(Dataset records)
:::::

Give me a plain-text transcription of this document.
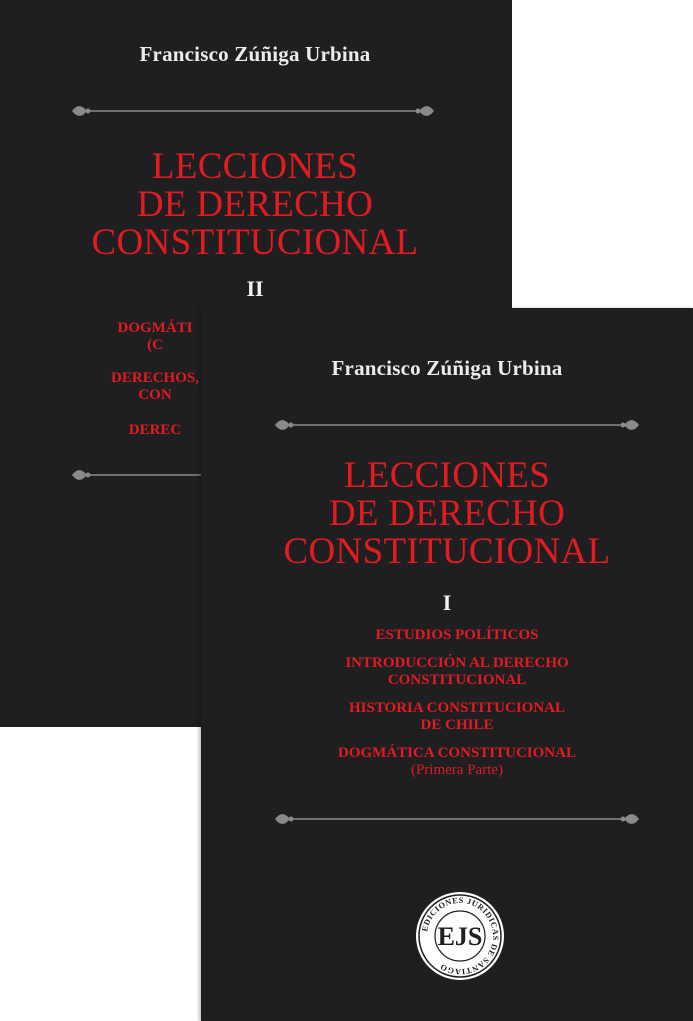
Francisco Zúñiga Urbina
LECCIONES
DE DERECHO
CONSTITUCIONAL
II
DOGMÁTI
(C
DERECHOS,
CON
DEREC
Francisco Zúñiga Urbina
LECCIONES
DE DERECHO
CONSTITUCIONAL
I
ESTUDIOS POLÍTICOS
INTRODUCCIÓN AL DERECHO
CONSTITUCIONAL
HISTORIA CONSTITUCIONAL
DE CHILE
DOGMÁTICA CONSTITUCIONAL
(Primera Parte)
EDICIONES JURIDICAS DE SANTIAGO
EJS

:::::

DO THIS
Return all the entries word for word, but omit any pictures they contain.

RESULT
Give me a plain-text transcription of this document.
Francisco Zúñiga Urbina
LECCIONES
DE DERECHO
CONSTITUCIONAL
II
DOGMÁTI
(C
DERECHOS,
CON
DEREC
Francisco Zúñiga Urbina
LECCIONES
DE DERECHO
CONSTITUCIONAL
I
ESTUDIOS POLÍTICOS
INTRODUCCIÓN AL DERECHO
CONSTITUCIONAL
HISTORIA CONSTITUCIONAL
DE CHILE
DOGMÁTICA CONSTITUCIONAL
(Primera Parte)
EDICIONES JURIDICAS DE SANTIAGO
EJS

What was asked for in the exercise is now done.